- **TASK STATEMENT**: Show each line from the listing that includes the word "text".

▬▬▬

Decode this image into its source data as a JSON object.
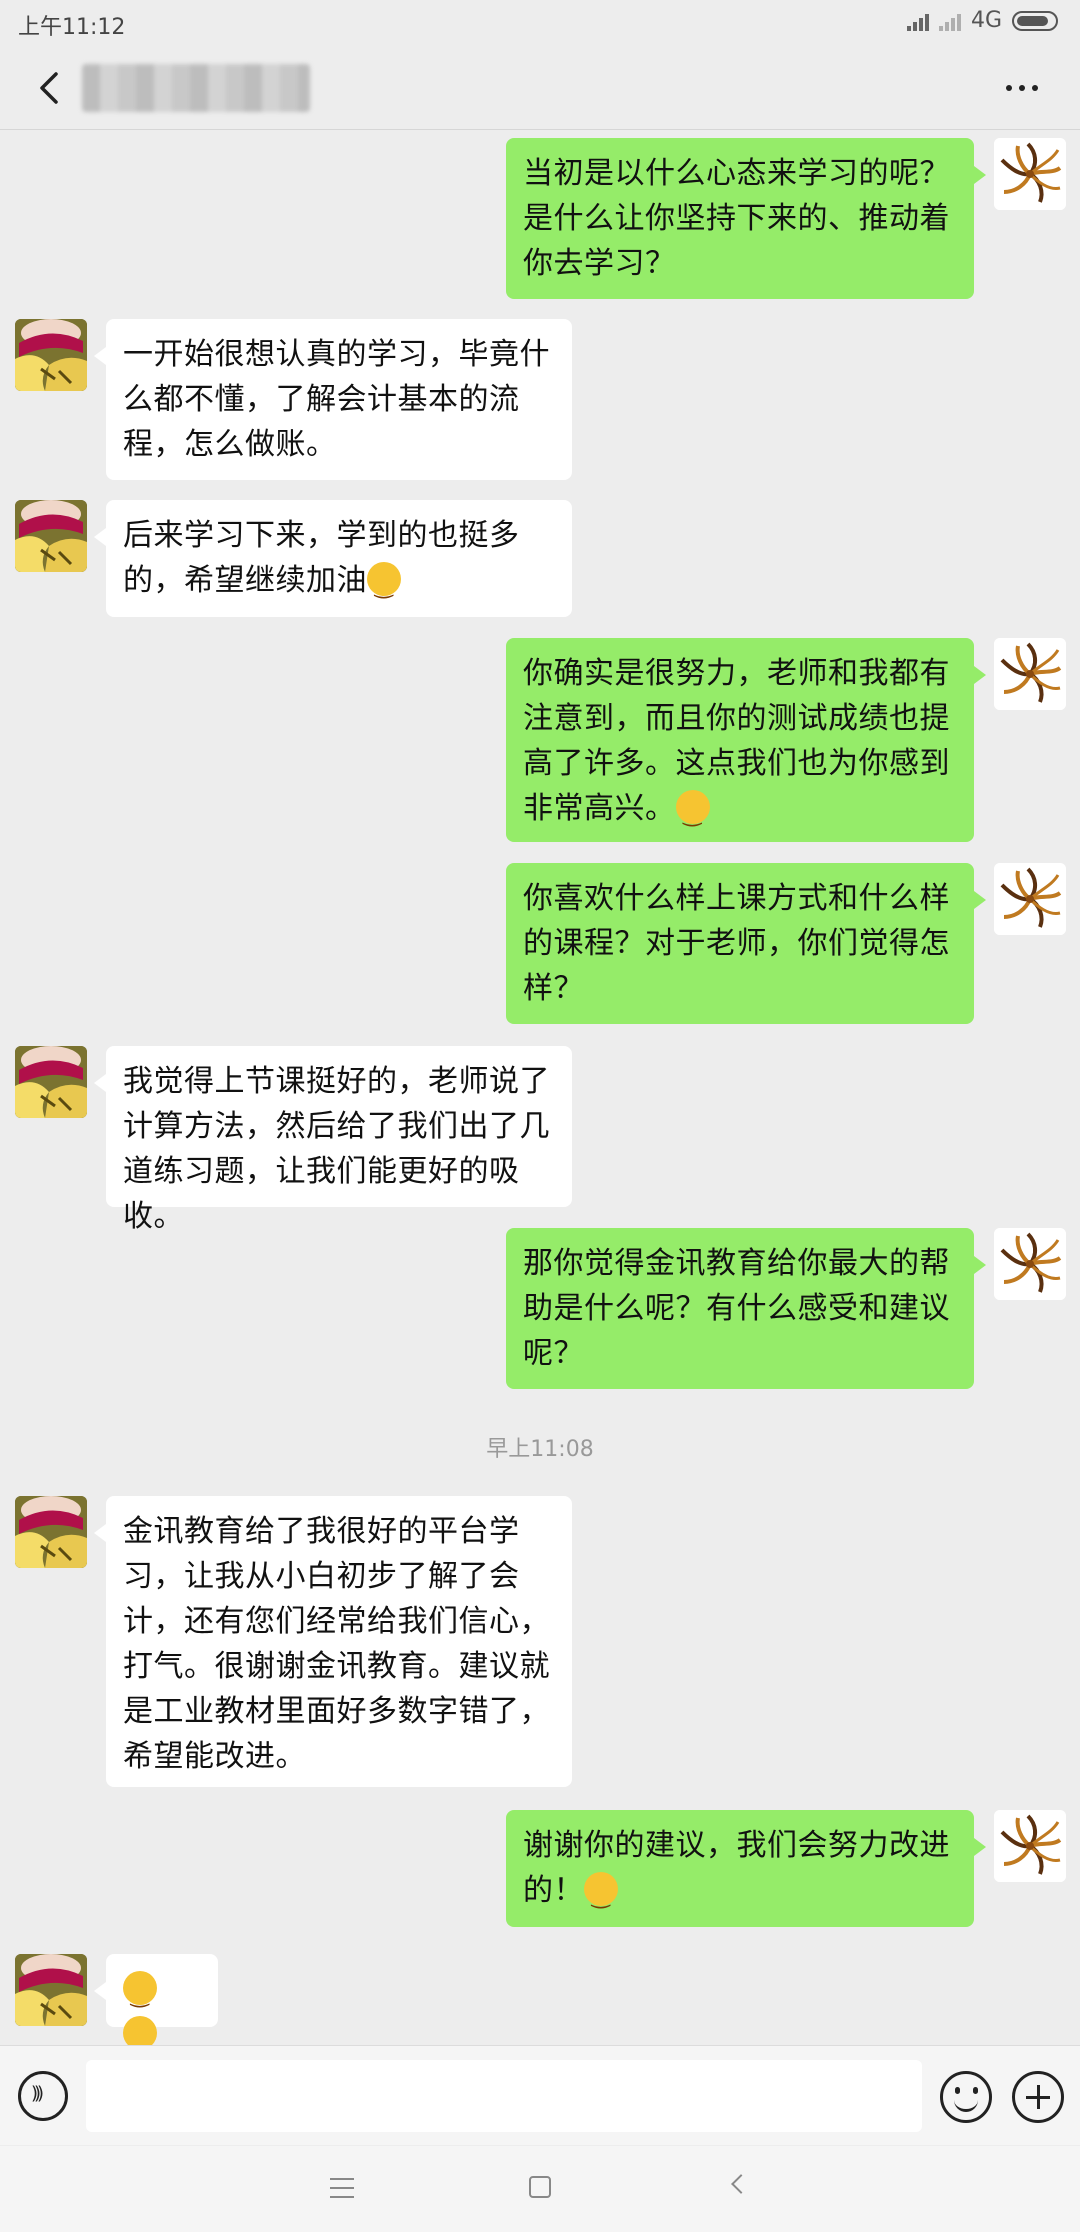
{
  "status_bar": {
    "time": "上午11:12",
    "network": "4G",
    "battery_level": 0.85
  },
  "header": {
    "contact_name_blurred": true
  },
  "messages": [
    {
      "side": "right",
      "text": "当初是以什么心态来学习的呢？是什么让你坚持下来的、推动着你去学习？"
    },
    {
      "side": "left",
      "text": "一开始很想认真的学习，毕竟什么都不懂，了解会计基本的流程，怎么做账。"
    },
    {
      "side": "left",
      "text": "后来学习下来，学到的也挺多的，希望继续加油"
    },
    {
      "side": "right",
      "text": "你确实是很努力，老师和我都有注意到，而且你的测试成绩也提高了许多。这点我们也为你感到非常高兴。"
    },
    {
      "side": "right",
      "text": "你喜欢什么样上课方式和什么样的课程？对于老师，你们觉得怎样？"
    },
    {
      "side": "left",
      "text": "我觉得上节课挺好的，老师说了计算方法，然后给了我们出了几道练习题，让我们能更好的吸收。"
    },
    {
      "side": "right",
      "text": "那你觉得金讯教育给你最大的帮助是什么呢？有什么感受和建议呢？"
    },
    {
      "side": "left",
      "text": "金讯教育给了我很好的平台学习，让我从小白初步了解了会计，还有您们经常给我们信心，打气。很谢谢金讯教育。建议就是工业教材里面好多数字错了，希望能改进。"
    },
    {
      "side": "right",
      "text": "谢谢你的建议，我们会努力改进的！"
    },
    {
      "side": "left",
      "text": ""
    }
  ],
  "time_divider": "早上11:08",
  "input": {
    "value": "",
    "placeholder": ""
  },
  "icons": {
    "back": "back-arrow-icon",
    "more": "more-dots-icon",
    "voice": "voice-icon",
    "emoji": "emoji-icon",
    "plus": "plus-icon",
    "nav_menu": "menu-icon",
    "nav_home": "home-icon",
    "nav_back": "back-icon"
  },
  "colors": {
    "sent_bubble": "#95ec69",
    "received_bubble": "#ffffff",
    "background": "#ededed"
  }
}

▬▬▬

- **SOLVED PROBLEM**:
      "text": "当初是以什么心态来学习的呢？是什么让你坚持下来的、推动着你去学习？"
      "text": "一开始很想认真的学习，毕竟什么都不懂，了解会计基本的流程，怎么做账。"
      "text": "后来学习下来，学到的也挺多的，希望继续加油"
      "text": "你确实是很努力，老师和我都有注意到，而且你的测试成绩也提高了许多。这点我们也为你感到非常高兴。"
      "text": "你喜欢什么样上课方式和什么样的课程？对于老师，你们觉得怎样？"
      "text": "我觉得上节课挺好的，老师说了计算方法，然后给了我们出了几道练习题，让我们能更好的吸收。"
      "text": "那你觉得金讯教育给你最大的帮助是什么呢？有什么感受和建议呢？"
      "text": "金讯教育给了我很好的平台学习，让我从小白初步了解了会计，还有您们经常给我们信心，打气。很谢谢金讯教育。建议就是工业教材里面好多数字错了，希望能改进。"
      "text": "谢谢你的建议，我们会努力改进的！"
      "text": ""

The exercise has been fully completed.